▶ **What to do**: Write the records out again exactly, leaving no images in.

▶ **Given data**:
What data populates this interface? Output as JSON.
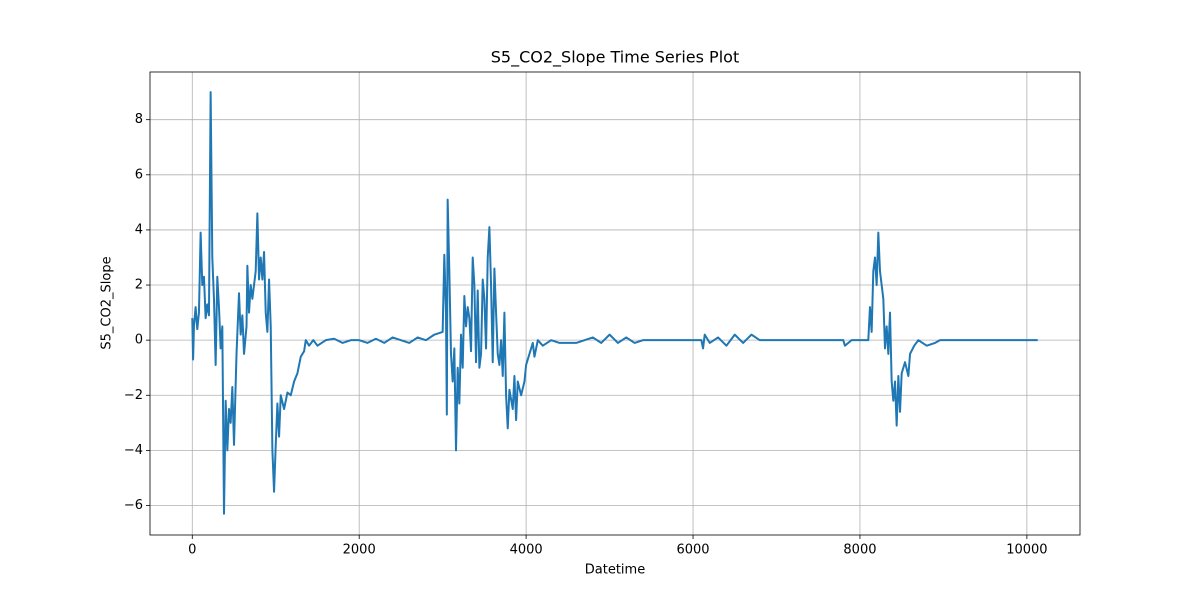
{
  "chart_data": {
    "type": "line",
    "title": "S5_CO2_Slope Time Series Plot",
    "x_label": "Datetime",
    "y_label": "S5_CO2_Slope",
    "color": "#1f77b4",
    "grid": true,
    "xlim": [
      -506.5,
      10636.5
    ],
    "ylim": [
      -7.07,
      9.73
    ],
    "xticks": [
      0,
      2000,
      4000,
      6000,
      8000,
      10000
    ],
    "yticks": [
      {
        "value": -6,
        "label": "−6"
      },
      {
        "value": -4,
        "label": "−4"
      },
      {
        "value": -2,
        "label": "−2"
      },
      0,
      2,
      4,
      6,
      8
    ],
    "x": [
      0,
      10,
      20,
      40,
      60,
      80,
      100,
      120,
      140,
      160,
      180,
      200,
      220,
      240,
      260,
      280,
      300,
      320,
      340,
      360,
      380,
      400,
      420,
      440,
      460,
      480,
      500,
      530,
      560,
      580,
      600,
      620,
      650,
      660,
      680,
      700,
      720,
      760,
      780,
      800,
      820,
      840,
      860,
      880,
      900,
      920,
      940,
      960,
      980,
      1000,
      1020,
      1040,
      1060,
      1100,
      1140,
      1180,
      1220,
      1260,
      1300,
      1340,
      1360,
      1400,
      1450,
      1500,
      1600,
      1700,
      1800,
      1900,
      2000,
      2100,
      2200,
      2300,
      2400,
      2500,
      2600,
      2700,
      2800,
      2900,
      3000,
      3020,
      3040,
      3050,
      3060,
      3080,
      3100,
      3120,
      3140,
      3160,
      3180,
      3200,
      3220,
      3240,
      3260,
      3280,
      3300,
      3320,
      3340,
      3360,
      3380,
      3400,
      3420,
      3440,
      3460,
      3480,
      3500,
      3520,
      3540,
      3560,
      3580,
      3600,
      3620,
      3640,
      3660,
      3680,
      3700,
      3720,
      3740,
      3760,
      3780,
      3800,
      3840,
      3860,
      3880,
      3900,
      3940,
      3980,
      4000,
      4040,
      4080,
      4100,
      4140,
      4200,
      4300,
      4400,
      4600,
      4700,
      4800,
      4900,
      5000,
      5100,
      5200,
      5300,
      5400,
      6100,
      6120,
      6140,
      6200,
      6300,
      6400,
      6500,
      6600,
      6700,
      6800,
      7800,
      7820,
      7900,
      8100,
      8120,
      8140,
      8160,
      8180,
      8200,
      8220,
      8240,
      8260,
      8280,
      8300,
      8320,
      8340,
      8360,
      8380,
      8400,
      8420,
      8440,
      8460,
      8480,
      8500,
      8540,
      8580,
      8600,
      8650,
      8700,
      8800,
      8900,
      8960,
      10130
    ],
    "values": [
      0.8,
      -0.7,
      0.5,
      1.2,
      0.4,
      1.0,
      3.9,
      2.0,
      2.3,
      0.8,
      1.3,
      0.9,
      9.0,
      3.0,
      1.5,
      -0.9,
      2.3,
      1.2,
      -0.3,
      0.5,
      -6.3,
      -2.2,
      -4.0,
      -2.5,
      -3.0,
      -1.7,
      -3.8,
      -0.5,
      1.7,
      0.2,
      0.9,
      -0.5,
      0.5,
      2.7,
      1.0,
      2.0,
      1.5,
      2.5,
      4.6,
      2.2,
      3.0,
      2.2,
      3.2,
      1.0,
      0.3,
      2.2,
      0.5,
      -4.0,
      -5.5,
      -3.8,
      -2.3,
      -3.5,
      -2.0,
      -2.5,
      -1.9,
      -2.0,
      -1.5,
      -1.2,
      -0.6,
      -0.4,
      0.0,
      -0.2,
      0.0,
      -0.2,
      0.0,
      0.05,
      -0.1,
      0.0,
      0.0,
      -0.1,
      0.05,
      -0.1,
      0.1,
      0.0,
      -0.1,
      0.1,
      0.0,
      0.2,
      0.3,
      3.1,
      1.0,
      -2.7,
      5.1,
      2.5,
      -0.5,
      -1.5,
      -0.3,
      -4.0,
      -1.0,
      -2.3,
      0.2,
      -1.0,
      1.6,
      0.5,
      1.2,
      0.8,
      -0.4,
      3.0,
      2.0,
      -0.8,
      1.8,
      -1.0,
      -0.5,
      2.2,
      1.5,
      -0.3,
      3.0,
      4.1,
      2.0,
      -0.8,
      2.6,
      1.0,
      -0.5,
      -0.9,
      0.0,
      -1.3,
      1.0,
      -2.0,
      -3.2,
      -1.8,
      -2.5,
      -1.3,
      -2.9,
      -1.5,
      -2.0,
      -1.5,
      -0.9,
      -0.5,
      -0.1,
      -0.6,
      0.0,
      -0.2,
      0.0,
      -0.1,
      -0.1,
      0.0,
      0.1,
      -0.1,
      0.2,
      -0.1,
      0.1,
      -0.1,
      0.0,
      0.0,
      -0.3,
      0.2,
      -0.1,
      0.1,
      -0.2,
      0.2,
      -0.1,
      0.2,
      0.0,
      0.0,
      -0.2,
      0.0,
      0.0,
      1.2,
      0.3,
      2.5,
      3.0,
      2.0,
      3.9,
      2.5,
      2.0,
      1.5,
      -0.3,
      0.5,
      -0.5,
      1.0,
      -1.5,
      -2.2,
      -1.5,
      -3.1,
      -1.3,
      -2.6,
      -1.2,
      -0.8,
      -1.3,
      -0.5,
      -0.2,
      0.0,
      -0.2,
      -0.1,
      0.0,
      0.0
    ]
  }
}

▶ **Reply to the exercise**:
What data populates this interface? Output as JSON.
{
  "chart_data": {
    "type": "line",
    "title": "S5_CO2_Slope Time Series Plot",
    "x_label": "Datetime",
    "y_label": "S5_CO2_Slope",
    "color": "#1f77b4",
    "grid": true,
    "xlim": [
      -506.5,
      10636.5
    ],
    "ylim": [
      -7.07,
      9.73
    ],
    "xticks": [
      0,
      2000,
      4000,
      6000,
      8000,
      10000
    ],
    "yticks": [
      {
        "value": -6,
        "label": "−6"
      },
      {
        "value": -4,
        "label": "−4"
      },
      {
        "value": -2,
        "label": "−2"
      },
      0,
      2,
      4,
      6,
      8
    ],
    "x": [
      0,
      10,
      20,
      40,
      60,
      80,
      100,
      120,
      140,
      160,
      180,
      200,
      220,
      240,
      260,
      280,
      300,
      320,
      340,
      360,
      380,
      400,
      420,
      440,
      460,
      480,
      500,
      530,
      560,
      580,
      600,
      620,
      650,
      660,
      680,
      700,
      720,
      760,
      780,
      800,
      820,
      840,
      860,
      880,
      900,
      920,
      940,
      960,
      980,
      1000,
      1020,
      1040,
      1060,
      1100,
      1140,
      1180,
      1220,
      1260,
      1300,
      1340,
      1360,
      1400,
      1450,
      1500,
      1600,
      1700,
      1800,
      1900,
      2000,
      2100,
      2200,
      2300,
      2400,
      2500,
      2600,
      2700,
      2800,
      2900,
      3000,
      3020,
      3040,
      3050,
      3060,
      3080,
      3100,
      3120,
      3140,
      3160,
      3180,
      3200,
      3220,
      3240,
      3260,
      3280,
      3300,
      3320,
      3340,
      3360,
      3380,
      3400,
      3420,
      3440,
      3460,
      3480,
      3500,
      3520,
      3540,
      3560,
      3580,
      3600,
      3620,
      3640,
      3660,
      3680,
      3700,
      3720,
      3740,
      3760,
      3780,
      3800,
      3840,
      3860,
      3880,
      3900,
      3940,
      3980,
      4000,
      4040,
      4080,
      4100,
      4140,
      4200,
      4300,
      4400,
      4600,
      4700,
      4800,
      4900,
      5000,
      5100,
      5200,
      5300,
      5400,
      6100,
      6120,
      6140,
      6200,
      6300,
      6400,
      6500,
      6600,
      6700,
      6800,
      7800,
      7820,
      7900,
      8100,
      8120,
      8140,
      8160,
      8180,
      8200,
      8220,
      8240,
      8260,
      8280,
      8300,
      8320,
      8340,
      8360,
      8380,
      8400,
      8420,
      8440,
      8460,
      8480,
      8500,
      8540,
      8580,
      8600,
      8650,
      8700,
      8800,
      8900,
      8960,
      10130
    ],
    "values": [
      0.8,
      -0.7,
      0.5,
      1.2,
      0.4,
      1.0,
      3.9,
      2.0,
      2.3,
      0.8,
      1.3,
      0.9,
      9.0,
      3.0,
      1.5,
      -0.9,
      2.3,
      1.2,
      -0.3,
      0.5,
      -6.3,
      -2.2,
      -4.0,
      -2.5,
      -3.0,
      -1.7,
      -3.8,
      -0.5,
      1.7,
      0.2,
      0.9,
      -0.5,
      0.5,
      2.7,
      1.0,
      2.0,
      1.5,
      2.5,
      4.6,
      2.2,
      3.0,
      2.2,
      3.2,
      1.0,
      0.3,
      2.2,
      0.5,
      -4.0,
      -5.5,
      -3.8,
      -2.3,
      -3.5,
      -2.0,
      -2.5,
      -1.9,
      -2.0,
      -1.5,
      -1.2,
      -0.6,
      -0.4,
      0.0,
      -0.2,
      0.0,
      -0.2,
      0.0,
      0.05,
      -0.1,
      0.0,
      0.0,
      -0.1,
      0.05,
      -0.1,
      0.1,
      0.0,
      -0.1,
      0.1,
      0.0,
      0.2,
      0.3,
      3.1,
      1.0,
      -2.7,
      5.1,
      2.5,
      -0.5,
      -1.5,
      -0.3,
      -4.0,
      -1.0,
      -2.3,
      0.2,
      -1.0,
      1.6,
      0.5,
      1.2,
      0.8,
      -0.4,
      3.0,
      2.0,
      -0.8,
      1.8,
      -1.0,
      -0.5,
      2.2,
      1.5,
      -0.3,
      3.0,
      4.1,
      2.0,
      -0.8,
      2.6,
      1.0,
      -0.5,
      -0.9,
      0.0,
      -1.3,
      1.0,
      -2.0,
      -3.2,
      -1.8,
      -2.5,
      -1.3,
      -2.9,
      -1.5,
      -2.0,
      -1.5,
      -0.9,
      -0.5,
      -0.1,
      -0.6,
      0.0,
      -0.2,
      0.0,
      -0.1,
      -0.1,
      0.0,
      0.1,
      -0.1,
      0.2,
      -0.1,
      0.1,
      -0.1,
      0.0,
      0.0,
      -0.3,
      0.2,
      -0.1,
      0.1,
      -0.2,
      0.2,
      -0.1,
      0.2,
      0.0,
      0.0,
      -0.2,
      0.0,
      0.0,
      1.2,
      0.3,
      2.5,
      3.0,
      2.0,
      3.9,
      2.5,
      2.0,
      1.5,
      -0.3,
      0.5,
      -0.5,
      1.0,
      -1.5,
      -2.2,
      -1.5,
      -3.1,
      -1.3,
      -2.6,
      -1.2,
      -0.8,
      -1.3,
      -0.5,
      -0.2,
      0.0,
      -0.2,
      -0.1,
      0.0,
      0.0
    ]
  }
}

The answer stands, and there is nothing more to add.